- [WHAT YOU NEED TO DO] Every record here needs to be written out again exactly.

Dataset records
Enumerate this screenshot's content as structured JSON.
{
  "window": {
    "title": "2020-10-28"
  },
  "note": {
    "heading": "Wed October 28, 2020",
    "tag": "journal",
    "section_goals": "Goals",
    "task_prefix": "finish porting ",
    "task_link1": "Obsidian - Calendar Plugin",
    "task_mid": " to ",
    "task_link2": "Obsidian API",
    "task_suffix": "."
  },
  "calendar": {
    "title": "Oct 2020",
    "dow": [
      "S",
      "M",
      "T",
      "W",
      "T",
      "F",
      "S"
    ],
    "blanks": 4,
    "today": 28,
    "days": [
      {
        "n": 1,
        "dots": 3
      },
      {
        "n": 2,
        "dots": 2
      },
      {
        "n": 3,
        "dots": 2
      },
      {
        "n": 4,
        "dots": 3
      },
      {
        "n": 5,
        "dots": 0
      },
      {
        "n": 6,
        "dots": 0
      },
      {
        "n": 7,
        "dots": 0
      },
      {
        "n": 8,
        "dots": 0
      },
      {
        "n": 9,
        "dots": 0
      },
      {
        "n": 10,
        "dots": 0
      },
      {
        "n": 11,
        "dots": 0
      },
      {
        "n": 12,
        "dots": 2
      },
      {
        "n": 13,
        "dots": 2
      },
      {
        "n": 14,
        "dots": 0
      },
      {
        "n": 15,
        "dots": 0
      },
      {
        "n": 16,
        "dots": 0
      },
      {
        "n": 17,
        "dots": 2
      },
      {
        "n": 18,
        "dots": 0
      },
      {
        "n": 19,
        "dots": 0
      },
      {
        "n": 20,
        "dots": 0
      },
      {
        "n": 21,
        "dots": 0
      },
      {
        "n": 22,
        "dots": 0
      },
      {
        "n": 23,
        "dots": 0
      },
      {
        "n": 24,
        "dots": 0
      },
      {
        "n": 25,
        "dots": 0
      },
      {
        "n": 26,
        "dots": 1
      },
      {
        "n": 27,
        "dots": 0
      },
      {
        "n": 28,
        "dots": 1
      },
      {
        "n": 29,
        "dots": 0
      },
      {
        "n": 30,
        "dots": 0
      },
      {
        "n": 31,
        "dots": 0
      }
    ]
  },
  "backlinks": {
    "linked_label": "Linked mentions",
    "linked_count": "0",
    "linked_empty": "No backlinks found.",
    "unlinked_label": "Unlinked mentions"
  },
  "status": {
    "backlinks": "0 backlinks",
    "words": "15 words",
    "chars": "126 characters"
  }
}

- [THE ANSWER]
Enumerate this screenshot's content as structured JSON.
{
  "window": {
    "title": "2020-10-28"
  },
  "note": {
    "heading": "Wed October 28, 2020",
    "tag": "journal",
    "section_goals": "Goals",
    "task_prefix": "finish porting ",
    "task_link1": "Obsidian - Calendar Plugin",
    "task_mid": " to ",
    "task_link2": "Obsidian API",
    "task_suffix": "."
  },
  "calendar": {
    "title": "Oct 2020",
    "dow": [
      "S",
      "M",
      "T",
      "W",
      "T",
      "F",
      "S"
    ],
    "blanks": 4,
    "today": 28,
    "days": [
      {
        "n": 1,
        "dots": 3
      },
      {
        "n": 2,
        "dots": 2
      },
      {
        "n": 3,
        "dots": 2
      },
      {
        "n": 4,
        "dots": 3
      },
      {
        "n": 5,
        "dots": 0
      },
      {
        "n": 6,
        "dots": 0
      },
      {
        "n": 7,
        "dots": 0
      },
      {
        "n": 8,
        "dots": 0
      },
      {
        "n": 9,
        "dots": 0
      },
      {
        "n": 10,
        "dots": 0
      },
      {
        "n": 11,
        "dots": 0
      },
      {
        "n": 12,
        "dots": 2
      },
      {
        "n": 13,
        "dots": 2
      },
      {
        "n": 14,
        "dots": 0
      },
      {
        "n": 15,
        "dots": 0
      },
      {
        "n": 16,
        "dots": 0
      },
      {
        "n": 17,
        "dots": 2
      },
      {
        "n": 18,
        "dots": 0
      },
      {
        "n": 19,
        "dots": 0
      },
      {
        "n": 20,
        "dots": 0
      },
      {
        "n": 21,
        "dots": 0
      },
      {
        "n": 22,
        "dots": 0
      },
      {
        "n": 23,
        "dots": 0
      },
      {
        "n": 24,
        "dots": 0
      },
      {
        "n": 25,
        "dots": 0
      },
      {
        "n": 26,
        "dots": 1
      },
      {
        "n": 27,
        "dots": 0
      },
      {
        "n": 28,
        "dots": 1
      },
      {
        "n": 29,
        "dots": 0
      },
      {
        "n": 30,
        "dots": 0
      },
      {
        "n": 31,
        "dots": 0
      }
    ]
  },
  "backlinks": {
    "linked_label": "Linked mentions",
    "linked_count": "0",
    "linked_empty": "No backlinks found.",
    "unlinked_label": "Unlinked mentions"
  },
  "status": {
    "backlinks": "0 backlinks",
    "words": "15 words",
    "chars": "126 characters"
  }
}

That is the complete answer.